Selected excerpt:
◆ ◆ ◆ ◆

I’ve read some pieces over time where some conservatives try to rationalize some pretty hard to believe things about Goldwater given the image he evokes in most people’s minds. The old line so many love to toss out that Goldwater actually won the 64 election but that it took until Reagan in 1980 for the votes to be counted is outrageous bullshit. Reagan could never have won without joining forces with the zealots of the religious right-wing religious leaders and their flock. What would wind up pissing them off and at times even consider dropping organized activism was Reagan not doing enough to move their agenda. Not that Reagan didn’t throw them some pretty big bones because he did. It was the only way he could keep them on board and voting for the GOP and that dismantle the New Deal economic agenda. So they got anti-gay stuff like defining the HIV breakout as a problem for gays only, brought on by their “sinful lifestyle” and some conservative judges. But it was nowhere near enough for them. What they always wanted, and which we have been seeing in spades is someone like Trump who wouldn’t just say, but via judges and Justices and with a wide range of pronouncements and policy be a mouthpiece and activist for their extremism.

◆ ◆ ◆ ◆

Provided records:
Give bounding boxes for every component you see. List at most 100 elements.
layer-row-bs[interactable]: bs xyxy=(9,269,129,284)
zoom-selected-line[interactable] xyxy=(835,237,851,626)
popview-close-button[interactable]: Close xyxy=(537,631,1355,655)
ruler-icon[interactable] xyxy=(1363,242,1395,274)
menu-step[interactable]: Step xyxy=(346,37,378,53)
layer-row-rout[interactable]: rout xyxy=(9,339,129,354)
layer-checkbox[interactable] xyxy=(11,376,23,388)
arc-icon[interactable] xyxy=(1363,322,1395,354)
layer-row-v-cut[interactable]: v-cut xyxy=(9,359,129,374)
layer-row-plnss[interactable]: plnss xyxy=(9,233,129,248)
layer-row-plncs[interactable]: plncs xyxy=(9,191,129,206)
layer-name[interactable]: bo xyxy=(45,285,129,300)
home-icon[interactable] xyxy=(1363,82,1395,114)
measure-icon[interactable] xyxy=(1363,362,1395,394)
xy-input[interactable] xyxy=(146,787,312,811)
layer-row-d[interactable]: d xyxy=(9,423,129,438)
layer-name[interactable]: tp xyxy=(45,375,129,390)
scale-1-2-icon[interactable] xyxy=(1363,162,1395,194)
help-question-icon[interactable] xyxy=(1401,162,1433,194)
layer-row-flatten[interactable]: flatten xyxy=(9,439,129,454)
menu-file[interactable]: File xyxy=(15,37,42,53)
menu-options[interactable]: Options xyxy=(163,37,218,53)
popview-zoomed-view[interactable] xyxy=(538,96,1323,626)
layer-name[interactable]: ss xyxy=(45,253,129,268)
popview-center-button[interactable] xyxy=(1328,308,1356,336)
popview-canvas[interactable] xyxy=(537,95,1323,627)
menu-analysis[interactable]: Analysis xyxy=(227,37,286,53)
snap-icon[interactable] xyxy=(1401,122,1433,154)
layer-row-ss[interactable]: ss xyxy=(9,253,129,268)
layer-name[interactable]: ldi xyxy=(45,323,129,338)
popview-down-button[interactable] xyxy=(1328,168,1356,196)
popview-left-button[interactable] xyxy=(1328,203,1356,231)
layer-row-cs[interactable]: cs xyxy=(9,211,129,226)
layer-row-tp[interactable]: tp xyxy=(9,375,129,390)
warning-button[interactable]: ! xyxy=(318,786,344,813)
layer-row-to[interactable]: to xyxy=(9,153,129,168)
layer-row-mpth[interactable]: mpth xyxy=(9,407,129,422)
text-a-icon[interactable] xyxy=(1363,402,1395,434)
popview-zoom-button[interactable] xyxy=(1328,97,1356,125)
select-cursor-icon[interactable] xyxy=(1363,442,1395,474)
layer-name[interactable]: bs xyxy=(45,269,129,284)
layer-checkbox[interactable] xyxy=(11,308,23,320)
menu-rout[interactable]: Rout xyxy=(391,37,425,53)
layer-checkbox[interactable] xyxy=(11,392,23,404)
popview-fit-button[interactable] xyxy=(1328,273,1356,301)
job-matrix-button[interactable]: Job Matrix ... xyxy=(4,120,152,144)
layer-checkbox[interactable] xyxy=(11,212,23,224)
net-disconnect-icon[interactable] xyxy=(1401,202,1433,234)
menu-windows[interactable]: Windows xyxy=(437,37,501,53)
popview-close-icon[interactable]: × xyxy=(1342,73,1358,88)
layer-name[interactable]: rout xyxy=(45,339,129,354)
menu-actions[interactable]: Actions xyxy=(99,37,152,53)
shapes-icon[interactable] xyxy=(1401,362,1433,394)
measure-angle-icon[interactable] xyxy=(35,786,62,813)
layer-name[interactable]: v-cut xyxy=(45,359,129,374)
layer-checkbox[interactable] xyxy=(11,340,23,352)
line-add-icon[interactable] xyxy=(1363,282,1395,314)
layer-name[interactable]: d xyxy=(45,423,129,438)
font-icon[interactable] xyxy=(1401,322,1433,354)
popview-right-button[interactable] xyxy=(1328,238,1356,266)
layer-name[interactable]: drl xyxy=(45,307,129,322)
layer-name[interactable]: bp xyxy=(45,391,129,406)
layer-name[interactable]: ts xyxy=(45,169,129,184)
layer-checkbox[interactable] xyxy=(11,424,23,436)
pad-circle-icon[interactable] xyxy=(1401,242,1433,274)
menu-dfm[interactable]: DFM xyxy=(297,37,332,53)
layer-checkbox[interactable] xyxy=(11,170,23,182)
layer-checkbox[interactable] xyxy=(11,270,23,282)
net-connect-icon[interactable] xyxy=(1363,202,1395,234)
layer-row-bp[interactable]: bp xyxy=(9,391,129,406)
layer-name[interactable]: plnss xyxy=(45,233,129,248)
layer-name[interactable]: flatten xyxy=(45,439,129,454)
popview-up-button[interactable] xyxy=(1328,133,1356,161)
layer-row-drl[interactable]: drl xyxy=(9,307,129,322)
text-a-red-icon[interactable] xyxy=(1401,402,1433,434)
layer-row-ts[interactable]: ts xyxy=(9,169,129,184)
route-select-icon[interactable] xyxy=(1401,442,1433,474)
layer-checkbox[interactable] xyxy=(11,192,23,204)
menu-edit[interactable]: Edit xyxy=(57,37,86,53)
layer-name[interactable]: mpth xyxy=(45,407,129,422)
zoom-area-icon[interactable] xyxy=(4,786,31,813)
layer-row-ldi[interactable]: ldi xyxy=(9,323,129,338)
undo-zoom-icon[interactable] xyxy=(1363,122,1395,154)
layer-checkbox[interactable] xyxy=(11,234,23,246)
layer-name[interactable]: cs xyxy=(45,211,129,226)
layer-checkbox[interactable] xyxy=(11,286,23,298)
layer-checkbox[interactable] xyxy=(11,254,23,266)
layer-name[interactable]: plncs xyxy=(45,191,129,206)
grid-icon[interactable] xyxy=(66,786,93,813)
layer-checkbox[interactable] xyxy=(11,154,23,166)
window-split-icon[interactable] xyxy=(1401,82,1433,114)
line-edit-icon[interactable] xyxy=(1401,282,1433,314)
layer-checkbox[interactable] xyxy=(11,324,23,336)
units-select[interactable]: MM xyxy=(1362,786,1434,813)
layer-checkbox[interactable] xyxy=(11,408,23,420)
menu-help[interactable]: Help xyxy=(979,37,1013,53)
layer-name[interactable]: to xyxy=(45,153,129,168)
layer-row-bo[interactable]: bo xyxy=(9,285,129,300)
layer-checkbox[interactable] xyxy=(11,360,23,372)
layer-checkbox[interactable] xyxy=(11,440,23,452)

◆ ◆ ◆ ◆

Task 1: Reproduce the records line for line and unchanged, starting at their first line and going down through the line that contains "popview-canvas[interactable] xyxy=(537,95,1323,627)", with both of those lines included and nothing past it.
Task 2: Carry the text on Goldwater, Reagan and the religious right forward from its final sentence.
The records are unrelated to the text about Goldwater and Reagan.

Exercise result 1:
Give bounding boxes for every component you see. List at most 100 elements.
layer-row-bs[interactable]: bs xyxy=(9,269,129,284)
zoom-selected-line[interactable] xyxy=(835,237,851,626)
popview-close-button[interactable]: Close xyxy=(537,631,1355,655)
ruler-icon[interactable] xyxy=(1363,242,1395,274)
menu-step[interactable]: Step xyxy=(346,37,378,53)
layer-row-rout[interactable]: rout xyxy=(9,339,129,354)
layer-checkbox[interactable] xyxy=(11,376,23,388)
arc-icon[interactable] xyxy=(1363,322,1395,354)
layer-row-v-cut[interactable]: v-cut xyxy=(9,359,129,374)
layer-row-plnss[interactable]: plnss xyxy=(9,233,129,248)
layer-row-plncs[interactable]: plncs xyxy=(9,191,129,206)
layer-name[interactable]: bo xyxy=(45,285,129,300)
home-icon[interactable] xyxy=(1363,82,1395,114)
measure-icon[interactable] xyxy=(1363,362,1395,394)
xy-input[interactable] xyxy=(146,787,312,811)
layer-row-d[interactable]: d xyxy=(9,423,129,438)
layer-name[interactable]: tp xyxy=(45,375,129,390)
scale-1-2-icon[interactable] xyxy=(1363,162,1395,194)
help-question-icon[interactable] xyxy=(1401,162,1433,194)
layer-row-flatten[interactable]: flatten xyxy=(9,439,129,454)
menu-file[interactable]: File xyxy=(15,37,42,53)
menu-options[interactable]: Options xyxy=(163,37,218,53)
popview-zoomed-view[interactable] xyxy=(538,96,1323,626)
layer-name[interactable]: ss xyxy=(45,253,129,268)
popview-center-button[interactable] xyxy=(1328,308,1356,336)
popview-canvas[interactable] xyxy=(537,95,1323,627)

Exercise result 2:
Goldwater saw through their bullshit from the very beginning. The new brand of Republican/conservative that was willing to “marry” the religious right was anathema to him. He despised Jerry Falwell Sr. and the rest of them. And Falwell & the others returned the contempt. Goldwater held views about keeping the government out of people’s private lives that were and remain infuriating to liberals. But he was consistent and incredible as it is to believe he held views that are even more infuriating to the conservative “Christians” who’ve taken over the GOP and its agenda. Goldwater’s wife Peggy founded Planned Parenthood in Arizona back in the 1930s! He didn’t see anything wrong with what Planned Parenthood was about. Even more incredibly, in the 1950s when his daughter was in college and engaged she became pregnant and while she looked forward to one day being a wife and mother she wasnt ready for that at that point in her life. So, when it was illegal to do so he arranged for her to have an abortion, something which when they revealed it decades later he was unapologetic for — again on the principle that such decisions were none of the government’s business.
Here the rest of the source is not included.